Input:
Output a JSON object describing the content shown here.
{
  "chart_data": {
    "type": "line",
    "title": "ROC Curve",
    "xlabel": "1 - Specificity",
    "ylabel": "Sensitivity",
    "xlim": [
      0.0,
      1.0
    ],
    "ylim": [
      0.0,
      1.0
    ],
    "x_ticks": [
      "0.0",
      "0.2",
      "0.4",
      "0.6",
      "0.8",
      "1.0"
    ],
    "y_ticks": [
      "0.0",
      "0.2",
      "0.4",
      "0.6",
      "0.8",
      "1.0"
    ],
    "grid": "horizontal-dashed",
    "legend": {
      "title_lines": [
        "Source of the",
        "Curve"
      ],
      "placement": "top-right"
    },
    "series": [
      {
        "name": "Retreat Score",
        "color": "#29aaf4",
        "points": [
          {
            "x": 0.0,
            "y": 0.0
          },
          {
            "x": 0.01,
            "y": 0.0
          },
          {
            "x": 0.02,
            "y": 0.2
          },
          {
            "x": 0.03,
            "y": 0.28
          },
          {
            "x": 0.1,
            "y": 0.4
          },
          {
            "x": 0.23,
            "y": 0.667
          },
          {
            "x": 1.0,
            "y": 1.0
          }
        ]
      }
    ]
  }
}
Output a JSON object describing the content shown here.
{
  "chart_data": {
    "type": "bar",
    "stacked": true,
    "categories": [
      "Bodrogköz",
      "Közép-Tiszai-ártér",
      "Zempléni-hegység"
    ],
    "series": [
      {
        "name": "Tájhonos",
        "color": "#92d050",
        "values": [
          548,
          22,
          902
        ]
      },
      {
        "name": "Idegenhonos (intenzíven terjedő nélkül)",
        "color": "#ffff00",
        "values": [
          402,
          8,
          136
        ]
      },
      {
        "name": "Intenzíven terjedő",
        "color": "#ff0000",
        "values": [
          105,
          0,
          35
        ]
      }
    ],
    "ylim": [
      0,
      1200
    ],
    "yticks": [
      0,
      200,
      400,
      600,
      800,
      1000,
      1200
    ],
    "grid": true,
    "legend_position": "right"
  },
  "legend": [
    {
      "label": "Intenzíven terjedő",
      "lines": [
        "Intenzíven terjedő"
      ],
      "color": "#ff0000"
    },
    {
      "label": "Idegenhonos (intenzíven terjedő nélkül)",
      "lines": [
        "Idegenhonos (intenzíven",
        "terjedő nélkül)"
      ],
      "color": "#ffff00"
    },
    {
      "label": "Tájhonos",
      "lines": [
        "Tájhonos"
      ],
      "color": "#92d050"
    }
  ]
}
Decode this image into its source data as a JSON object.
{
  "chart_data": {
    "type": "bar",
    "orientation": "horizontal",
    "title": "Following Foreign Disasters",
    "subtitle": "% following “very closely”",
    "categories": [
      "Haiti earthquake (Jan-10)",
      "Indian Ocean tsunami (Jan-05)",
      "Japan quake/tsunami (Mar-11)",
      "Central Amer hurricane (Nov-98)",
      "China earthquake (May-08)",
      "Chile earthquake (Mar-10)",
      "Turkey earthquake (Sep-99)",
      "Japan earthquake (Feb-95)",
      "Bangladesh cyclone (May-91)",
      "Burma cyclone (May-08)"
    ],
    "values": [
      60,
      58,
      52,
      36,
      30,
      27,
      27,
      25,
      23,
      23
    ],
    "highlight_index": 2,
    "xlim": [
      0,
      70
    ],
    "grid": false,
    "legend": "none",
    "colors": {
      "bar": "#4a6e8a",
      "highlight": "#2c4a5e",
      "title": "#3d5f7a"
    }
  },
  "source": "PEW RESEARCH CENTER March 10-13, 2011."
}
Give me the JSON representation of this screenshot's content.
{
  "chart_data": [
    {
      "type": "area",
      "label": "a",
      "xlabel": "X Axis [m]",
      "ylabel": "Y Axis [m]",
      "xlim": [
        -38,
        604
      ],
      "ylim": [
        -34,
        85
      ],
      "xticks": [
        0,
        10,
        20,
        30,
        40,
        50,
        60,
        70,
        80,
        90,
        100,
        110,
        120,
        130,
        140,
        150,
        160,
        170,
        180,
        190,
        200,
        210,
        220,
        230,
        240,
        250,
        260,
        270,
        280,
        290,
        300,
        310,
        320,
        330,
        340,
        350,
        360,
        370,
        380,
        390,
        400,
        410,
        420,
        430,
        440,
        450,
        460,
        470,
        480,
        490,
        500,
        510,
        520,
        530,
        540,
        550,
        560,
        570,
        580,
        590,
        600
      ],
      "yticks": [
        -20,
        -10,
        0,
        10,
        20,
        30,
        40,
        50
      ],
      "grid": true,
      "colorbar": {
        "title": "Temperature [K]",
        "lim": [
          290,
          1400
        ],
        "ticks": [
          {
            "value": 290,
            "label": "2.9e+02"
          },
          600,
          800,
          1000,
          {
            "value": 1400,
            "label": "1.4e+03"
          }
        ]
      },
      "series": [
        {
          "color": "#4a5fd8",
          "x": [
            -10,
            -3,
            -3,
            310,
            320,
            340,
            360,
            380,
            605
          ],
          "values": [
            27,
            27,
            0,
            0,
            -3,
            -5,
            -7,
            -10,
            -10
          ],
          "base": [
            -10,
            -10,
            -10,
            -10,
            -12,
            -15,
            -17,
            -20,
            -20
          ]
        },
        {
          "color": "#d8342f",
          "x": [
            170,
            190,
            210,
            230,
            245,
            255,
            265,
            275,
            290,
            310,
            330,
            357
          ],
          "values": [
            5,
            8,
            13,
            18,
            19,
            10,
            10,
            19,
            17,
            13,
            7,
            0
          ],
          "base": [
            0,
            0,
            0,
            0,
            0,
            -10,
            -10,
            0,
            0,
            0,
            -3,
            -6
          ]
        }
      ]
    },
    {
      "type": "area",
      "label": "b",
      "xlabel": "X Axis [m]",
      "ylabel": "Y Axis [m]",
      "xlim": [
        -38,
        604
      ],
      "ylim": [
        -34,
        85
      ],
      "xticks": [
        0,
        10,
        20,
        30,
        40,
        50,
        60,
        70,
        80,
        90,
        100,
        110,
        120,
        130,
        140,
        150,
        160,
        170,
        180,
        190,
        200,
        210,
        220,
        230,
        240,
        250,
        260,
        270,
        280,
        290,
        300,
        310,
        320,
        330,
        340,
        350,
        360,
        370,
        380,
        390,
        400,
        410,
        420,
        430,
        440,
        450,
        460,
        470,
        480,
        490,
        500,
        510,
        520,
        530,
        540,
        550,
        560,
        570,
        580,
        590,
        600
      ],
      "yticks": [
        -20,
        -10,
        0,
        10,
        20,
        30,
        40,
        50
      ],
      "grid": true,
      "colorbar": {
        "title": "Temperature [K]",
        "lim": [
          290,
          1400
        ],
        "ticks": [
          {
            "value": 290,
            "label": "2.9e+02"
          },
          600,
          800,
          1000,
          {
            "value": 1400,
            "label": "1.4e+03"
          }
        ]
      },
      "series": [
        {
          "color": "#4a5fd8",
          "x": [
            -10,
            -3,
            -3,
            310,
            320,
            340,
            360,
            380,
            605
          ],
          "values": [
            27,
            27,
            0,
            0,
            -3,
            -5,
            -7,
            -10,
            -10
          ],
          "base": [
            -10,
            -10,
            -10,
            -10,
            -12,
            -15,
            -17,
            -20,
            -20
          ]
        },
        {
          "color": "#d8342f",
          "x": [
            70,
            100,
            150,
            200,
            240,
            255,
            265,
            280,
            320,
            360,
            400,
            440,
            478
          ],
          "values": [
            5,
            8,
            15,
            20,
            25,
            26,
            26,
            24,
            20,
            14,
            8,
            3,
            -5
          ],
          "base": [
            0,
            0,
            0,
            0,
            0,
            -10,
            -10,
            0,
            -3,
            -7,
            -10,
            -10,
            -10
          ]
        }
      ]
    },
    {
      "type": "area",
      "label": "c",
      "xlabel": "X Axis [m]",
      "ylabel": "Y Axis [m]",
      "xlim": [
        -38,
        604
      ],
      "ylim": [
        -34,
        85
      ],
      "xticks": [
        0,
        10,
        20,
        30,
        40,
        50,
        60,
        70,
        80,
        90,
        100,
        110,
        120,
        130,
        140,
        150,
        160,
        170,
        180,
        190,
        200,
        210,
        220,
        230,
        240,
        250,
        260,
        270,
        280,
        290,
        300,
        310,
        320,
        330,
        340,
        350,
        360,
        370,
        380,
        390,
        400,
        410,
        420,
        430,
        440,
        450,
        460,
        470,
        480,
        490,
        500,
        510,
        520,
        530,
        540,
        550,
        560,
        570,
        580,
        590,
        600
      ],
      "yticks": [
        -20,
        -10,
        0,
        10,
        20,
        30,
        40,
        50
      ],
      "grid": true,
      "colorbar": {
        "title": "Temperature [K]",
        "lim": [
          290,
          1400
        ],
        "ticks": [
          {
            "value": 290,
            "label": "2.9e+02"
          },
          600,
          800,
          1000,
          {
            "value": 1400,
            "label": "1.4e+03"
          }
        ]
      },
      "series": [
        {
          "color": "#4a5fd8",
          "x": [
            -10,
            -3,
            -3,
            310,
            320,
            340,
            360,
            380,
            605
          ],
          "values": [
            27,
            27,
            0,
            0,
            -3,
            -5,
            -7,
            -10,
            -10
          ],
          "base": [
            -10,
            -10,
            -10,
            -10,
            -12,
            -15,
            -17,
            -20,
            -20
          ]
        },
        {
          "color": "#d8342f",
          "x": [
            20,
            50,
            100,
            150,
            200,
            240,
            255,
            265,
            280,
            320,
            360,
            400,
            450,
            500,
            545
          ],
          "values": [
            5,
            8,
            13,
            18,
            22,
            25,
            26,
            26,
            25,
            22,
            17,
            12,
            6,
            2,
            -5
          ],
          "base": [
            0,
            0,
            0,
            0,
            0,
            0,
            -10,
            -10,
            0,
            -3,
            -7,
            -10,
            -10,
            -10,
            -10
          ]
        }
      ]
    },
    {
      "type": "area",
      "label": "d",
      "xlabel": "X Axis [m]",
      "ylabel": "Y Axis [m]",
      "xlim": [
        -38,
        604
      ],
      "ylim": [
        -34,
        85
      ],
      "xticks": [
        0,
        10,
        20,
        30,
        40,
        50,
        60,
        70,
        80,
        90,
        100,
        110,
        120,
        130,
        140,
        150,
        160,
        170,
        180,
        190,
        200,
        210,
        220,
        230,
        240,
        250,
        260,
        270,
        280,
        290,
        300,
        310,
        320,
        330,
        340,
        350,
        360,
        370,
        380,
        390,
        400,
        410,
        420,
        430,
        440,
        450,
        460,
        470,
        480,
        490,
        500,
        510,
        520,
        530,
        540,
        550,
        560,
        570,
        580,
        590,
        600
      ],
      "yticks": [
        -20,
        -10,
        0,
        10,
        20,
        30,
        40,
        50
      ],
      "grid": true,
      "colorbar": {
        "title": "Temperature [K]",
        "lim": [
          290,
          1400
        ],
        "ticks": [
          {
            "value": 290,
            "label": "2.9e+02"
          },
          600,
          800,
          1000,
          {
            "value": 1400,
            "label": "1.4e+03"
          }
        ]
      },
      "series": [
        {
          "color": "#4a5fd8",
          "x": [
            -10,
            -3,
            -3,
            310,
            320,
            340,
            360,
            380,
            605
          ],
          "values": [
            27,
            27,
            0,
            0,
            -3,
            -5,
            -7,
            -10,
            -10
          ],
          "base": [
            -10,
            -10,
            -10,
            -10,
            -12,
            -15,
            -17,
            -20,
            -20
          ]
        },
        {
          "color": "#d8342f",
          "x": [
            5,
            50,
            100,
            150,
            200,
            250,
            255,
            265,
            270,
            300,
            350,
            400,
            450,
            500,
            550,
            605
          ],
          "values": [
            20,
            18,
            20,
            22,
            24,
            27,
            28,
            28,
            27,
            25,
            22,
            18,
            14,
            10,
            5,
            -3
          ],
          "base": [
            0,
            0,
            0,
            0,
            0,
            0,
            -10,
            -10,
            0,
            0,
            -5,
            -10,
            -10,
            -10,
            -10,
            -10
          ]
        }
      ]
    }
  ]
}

Task to complete: Locate each line containing the string "this" and show it.

Exercise answer:
Decode this image into its source data as a JSON object.
Give me the JSON representation of this screenshot's content.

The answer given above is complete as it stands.